**Directive**
Provide the records once more, identical to the original.

(Stored items from a collection)
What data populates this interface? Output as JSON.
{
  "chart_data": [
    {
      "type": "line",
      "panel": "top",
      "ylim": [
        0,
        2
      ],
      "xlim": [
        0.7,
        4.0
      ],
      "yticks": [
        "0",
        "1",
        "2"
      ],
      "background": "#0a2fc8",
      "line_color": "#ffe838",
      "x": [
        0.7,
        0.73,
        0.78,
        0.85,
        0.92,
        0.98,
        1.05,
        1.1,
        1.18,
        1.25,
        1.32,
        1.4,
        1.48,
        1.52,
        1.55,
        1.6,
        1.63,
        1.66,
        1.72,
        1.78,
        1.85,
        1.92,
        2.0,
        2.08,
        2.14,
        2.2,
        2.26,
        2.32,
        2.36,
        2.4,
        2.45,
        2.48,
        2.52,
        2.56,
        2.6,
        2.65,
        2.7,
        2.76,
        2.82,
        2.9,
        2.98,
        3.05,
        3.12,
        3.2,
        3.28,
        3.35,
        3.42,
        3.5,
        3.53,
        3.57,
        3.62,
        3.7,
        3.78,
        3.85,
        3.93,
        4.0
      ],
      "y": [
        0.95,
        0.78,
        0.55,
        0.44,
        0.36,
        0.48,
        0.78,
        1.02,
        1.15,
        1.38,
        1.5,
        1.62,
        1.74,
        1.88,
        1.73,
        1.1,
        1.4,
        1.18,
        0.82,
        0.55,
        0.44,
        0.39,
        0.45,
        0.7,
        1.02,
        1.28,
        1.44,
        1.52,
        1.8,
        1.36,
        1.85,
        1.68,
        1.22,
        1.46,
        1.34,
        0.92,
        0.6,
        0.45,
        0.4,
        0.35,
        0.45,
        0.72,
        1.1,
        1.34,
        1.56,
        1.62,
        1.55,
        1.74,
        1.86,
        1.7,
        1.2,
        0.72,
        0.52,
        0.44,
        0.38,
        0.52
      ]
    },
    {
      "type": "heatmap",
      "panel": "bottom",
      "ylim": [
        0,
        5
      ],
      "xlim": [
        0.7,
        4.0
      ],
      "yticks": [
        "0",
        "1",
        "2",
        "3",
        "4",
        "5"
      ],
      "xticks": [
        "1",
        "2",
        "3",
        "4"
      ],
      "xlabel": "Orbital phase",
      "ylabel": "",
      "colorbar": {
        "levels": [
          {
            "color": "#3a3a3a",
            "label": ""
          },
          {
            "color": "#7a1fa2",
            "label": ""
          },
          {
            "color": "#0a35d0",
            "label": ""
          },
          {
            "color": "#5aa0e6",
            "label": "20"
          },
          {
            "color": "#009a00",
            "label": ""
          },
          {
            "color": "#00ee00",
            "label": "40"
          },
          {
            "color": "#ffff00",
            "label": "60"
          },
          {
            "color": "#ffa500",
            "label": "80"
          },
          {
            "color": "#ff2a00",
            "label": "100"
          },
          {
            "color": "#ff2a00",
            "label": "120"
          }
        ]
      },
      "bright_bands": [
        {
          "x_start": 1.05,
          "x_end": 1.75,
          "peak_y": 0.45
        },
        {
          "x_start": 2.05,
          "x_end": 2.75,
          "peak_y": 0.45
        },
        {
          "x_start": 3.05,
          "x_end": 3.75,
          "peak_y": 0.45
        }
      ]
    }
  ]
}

**Solution below**
What data populates this interface? Output as JSON.
{
  "chart_data": [
    {
      "type": "line",
      "panel": "top",
      "ylim": [
        0,
        2
      ],
      "xlim": [
        0.7,
        4.0
      ],
      "yticks": [
        "0",
        "1",
        "2"
      ],
      "background": "#0a2fc8",
      "line_color": "#ffe838",
      "x": [
        0.7,
        0.73,
        0.78,
        0.85,
        0.92,
        0.98,
        1.05,
        1.1,
        1.18,
        1.25,
        1.32,
        1.4,
        1.48,
        1.52,
        1.55,
        1.6,
        1.63,
        1.66,
        1.72,
        1.78,
        1.85,
        1.92,
        2.0,
        2.08,
        2.14,
        2.2,
        2.26,
        2.32,
        2.36,
        2.4,
        2.45,
        2.48,
        2.52,
        2.56,
        2.6,
        2.65,
        2.7,
        2.76,
        2.82,
        2.9,
        2.98,
        3.05,
        3.12,
        3.2,
        3.28,
        3.35,
        3.42,
        3.5,
        3.53,
        3.57,
        3.62,
        3.7,
        3.78,
        3.85,
        3.93,
        4.0
      ],
      "y": [
        0.95,
        0.78,
        0.55,
        0.44,
        0.36,
        0.48,
        0.78,
        1.02,
        1.15,
        1.38,
        1.5,
        1.62,
        1.74,
        1.88,
        1.73,
        1.1,
        1.4,
        1.18,
        0.82,
        0.55,
        0.44,
        0.39,
        0.45,
        0.7,
        1.02,
        1.28,
        1.44,
        1.52,
        1.8,
        1.36,
        1.85,
        1.68,
        1.22,
        1.46,
        1.34,
        0.92,
        0.6,
        0.45,
        0.4,
        0.35,
        0.45,
        0.72,
        1.1,
        1.34,
        1.56,
        1.62,
        1.55,
        1.74,
        1.86,
        1.7,
        1.2,
        0.72,
        0.52,
        0.44,
        0.38,
        0.52
      ]
    },
    {
      "type": "heatmap",
      "panel": "bottom",
      "ylim": [
        0,
        5
      ],
      "xlim": [
        0.7,
        4.0
      ],
      "yticks": [
        "0",
        "1",
        "2",
        "3",
        "4",
        "5"
      ],
      "xticks": [
        "1",
        "2",
        "3",
        "4"
      ],
      "xlabel": "Orbital phase",
      "ylabel": "",
      "colorbar": {
        "levels": [
          {
            "color": "#3a3a3a",
            "label": ""
          },
          {
            "color": "#7a1fa2",
            "label": ""
          },
          {
            "color": "#0a35d0",
            "label": ""
          },
          {
            "color": "#5aa0e6",
            "label": "20"
          },
          {
            "color": "#009a00",
            "label": ""
          },
          {
            "color": "#00ee00",
            "label": "40"
          },
          {
            "color": "#ffff00",
            "label": "60"
          },
          {
            "color": "#ffa500",
            "label": "80"
          },
          {
            "color": "#ff2a00",
            "label": "100"
          },
          {
            "color": "#ff2a00",
            "label": "120"
          }
        ]
      },
      "bright_bands": [
        {
          "x_start": 1.05,
          "x_end": 1.75,
          "peak_y": 0.45
        },
        {
          "x_start": 2.05,
          "x_end": 2.75,
          "peak_y": 0.45
        },
        {
          "x_start": 3.05,
          "x_end": 3.75,
          "peak_y": 0.45
        }
      ]
    }
  ]
}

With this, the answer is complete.